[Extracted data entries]
>>>

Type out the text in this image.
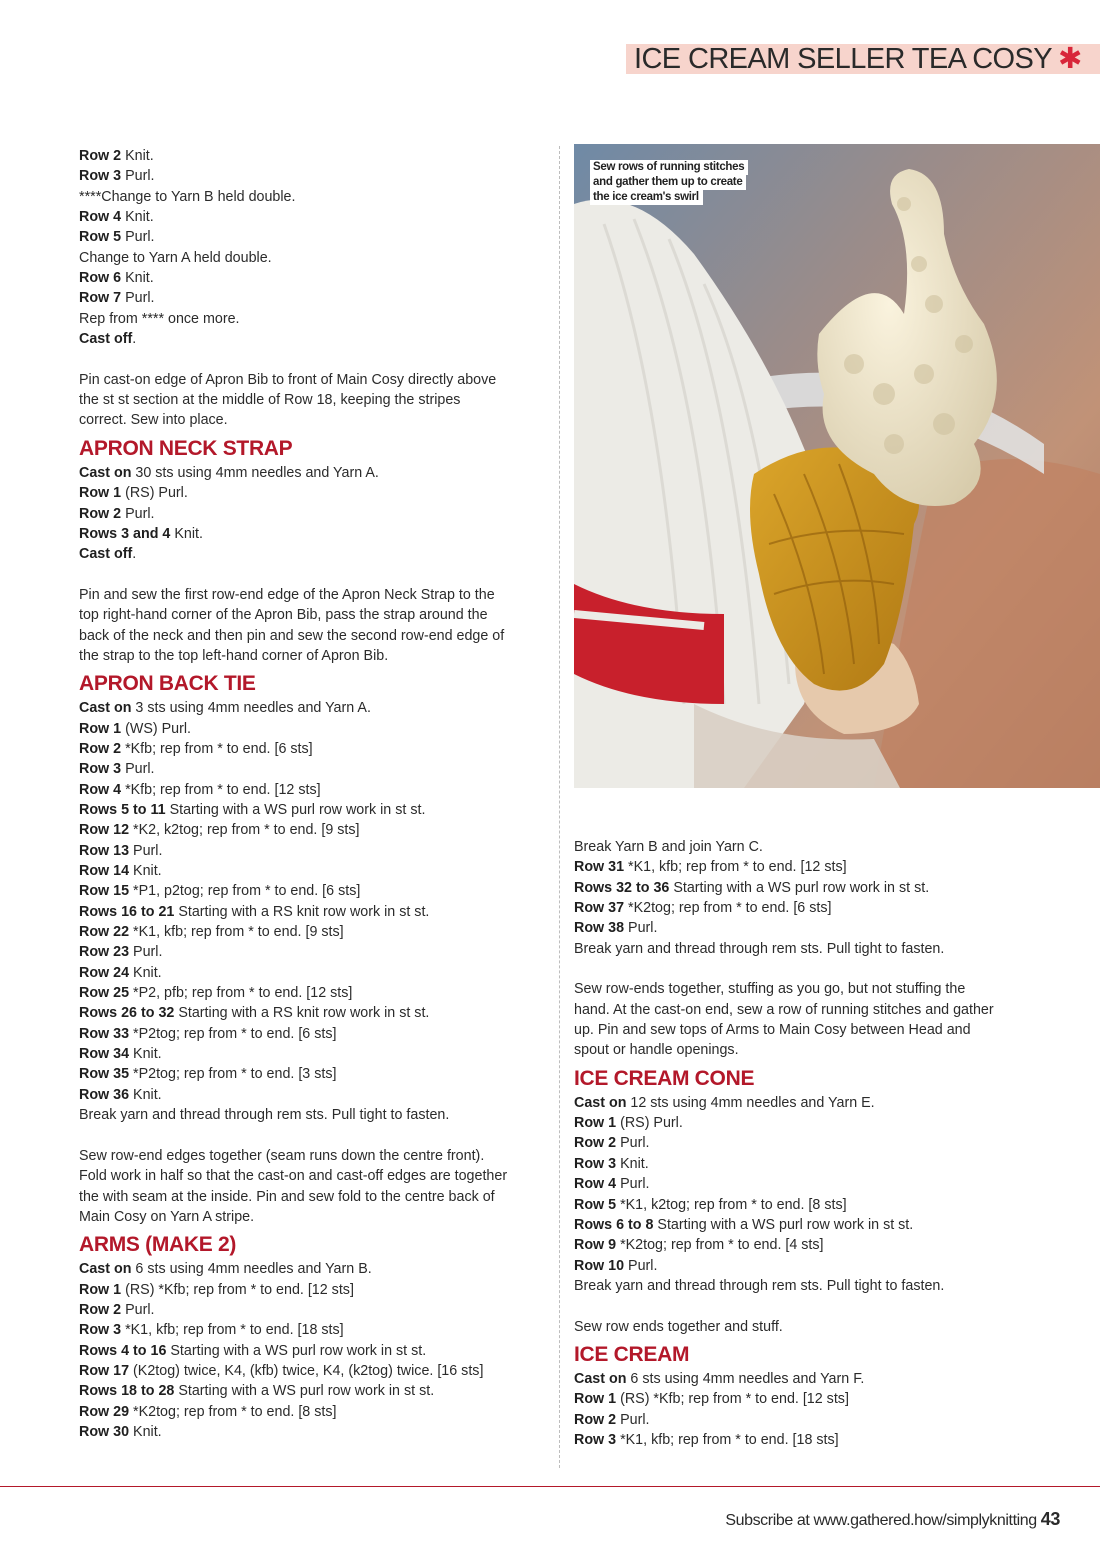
ICE CREAM SELLER TEA COSY ✱
Row 2 Knit.
Row 3 Purl.
****Change to Yarn B held double.
Row 4 Knit.
Row 5 Purl.
Change to Yarn A held double.
Row 6 Knit.
Row 7 Purl.
Rep from **** once more.
Cast off.
Pin cast-on edge of Apron Bib to front of Main Cosy directly above
the st st section at the middle of Row 18, keeping the stripes
correct. Sew into place.
APRON NECK STRAP
Cast on 30 sts using 4mm needles and Yarn A.
Row 1 (RS) Purl.
Row 2 Purl.
Rows 3 and 4 Knit.
Cast off.
Pin and sew the first row-end edge of the Apron Neck Strap to the
top right-hand corner of the Apron Bib, pass the strap around the
back of the neck and then pin and sew the second row-end edge of
the strap to the top left-hand corner of Apron Bib.
APRON BACK TIE
Cast on 3 sts using 4mm needles and Yarn A.
Row 1 (WS) Purl.
Row 2 *Kfb; rep from * to end. [6 sts]
Row 3 Purl.
Row 4 *Kfb; rep from * to end. [12 sts]
Rows 5 to 11 Starting with a WS purl row work in st st.
Row 12 *K2, k2tog; rep from * to end. [9 sts]
Row 13 Purl.
Row 14 Knit.
Row 15 *P1, p2tog; rep from * to end. [6 sts]
Rows 16 to 21 Starting with a RS knit row work in st st.
Row 22 *K1, kfb; rep from * to end. [9 sts]
Row 23 Purl.
Row 24 Knit.
Row 25 *P2, pfb; rep from * to end. [12 sts]
Rows 26 to 32 Starting with a RS knit row work in st st.
Row 33 *P2tog; rep from * to end. [6 sts]
Row 34 Knit.
Row 35 *P2tog; rep from * to end. [3 sts]
Row 36 Knit.
Break yarn and thread through rem sts. Pull tight to fasten.
Sew row-end edges together (seam runs down the centre front).
Fold work in half so that the cast-on and cast-off edges are together
the with seam at the inside. Pin and sew fold to the centre back of
Main Cosy on Yarn A stripe.
ARMS (MAKE 2)
Cast on 6 sts using 4mm needles and Yarn B.
Row 1 (RS) *Kfb; rep from * to end. [12 sts]
Row 2 Purl.
Row 3 *K1, kfb; rep from * to end. [18 sts]
Rows 4 to 16 Starting with a WS purl row work in st st.
Row 17 (K2tog) twice, K4, (kfb) twice, K4, (k2tog) twice. [16 sts]
Rows 18 to 28 Starting with a WS purl row work in st st.
Row 29 *K2tog; rep from * to end. [8 sts]
Row 30 Knit.
Sew rows of running stitches
and gather them up to create
the ice cream's swirl
Break Yarn B and join Yarn C.
Row 31 *K1, kfb; rep from * to end. [12 sts]
Rows 32 to 36 Starting with a WS purl row work in st st.
Row 37 *K2tog; rep from * to end. [6 sts]
Row 38 Purl.
Break yarn and thread through rem sts. Pull tight to fasten.
Sew row-ends together, stuffing as you go, but not stuffing the
hand. At the cast-on end, sew a row of running stitches and gather
up. Pin and sew tops of Arms to Main Cosy between Head and
spout or handle openings.
ICE CREAM CONE
Cast on 12 sts using 4mm needles and Yarn E.
Row 1 (RS) Purl.
Row 2 Purl.
Row 3 Knit.
Row 4 Purl.
Row 5 *K1, k2tog; rep from * to end. [8 sts]
Rows 6 to 8 Starting with a WS purl row work in st st.
Row 9 *K2tog; rep from * to end. [4 sts]
Row 10 Purl.
Break yarn and thread through rem sts. Pull tight to fasten.
Sew row ends together and stuff.
ICE CREAM
Cast on 6 sts using 4mm needles and Yarn F.
Row 1 (RS) *Kfb; rep from * to end. [12 sts]
Row 2 Purl.
Row 3 *K1, kfb; rep from * to end. [18 sts]
Subscribe at www.gathered.how/simplyknitting 43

<<<

▶ Exercise details
Spot every line that holds "together" and copy it.

▶ Task output
Sew row-end edges together (seam runs down the centre front).
Fold work in half so that the cast-on and cast-off edges are together
Sew row-ends together, stuffing as you go, but not stuffing the
Sew row ends together and stuff.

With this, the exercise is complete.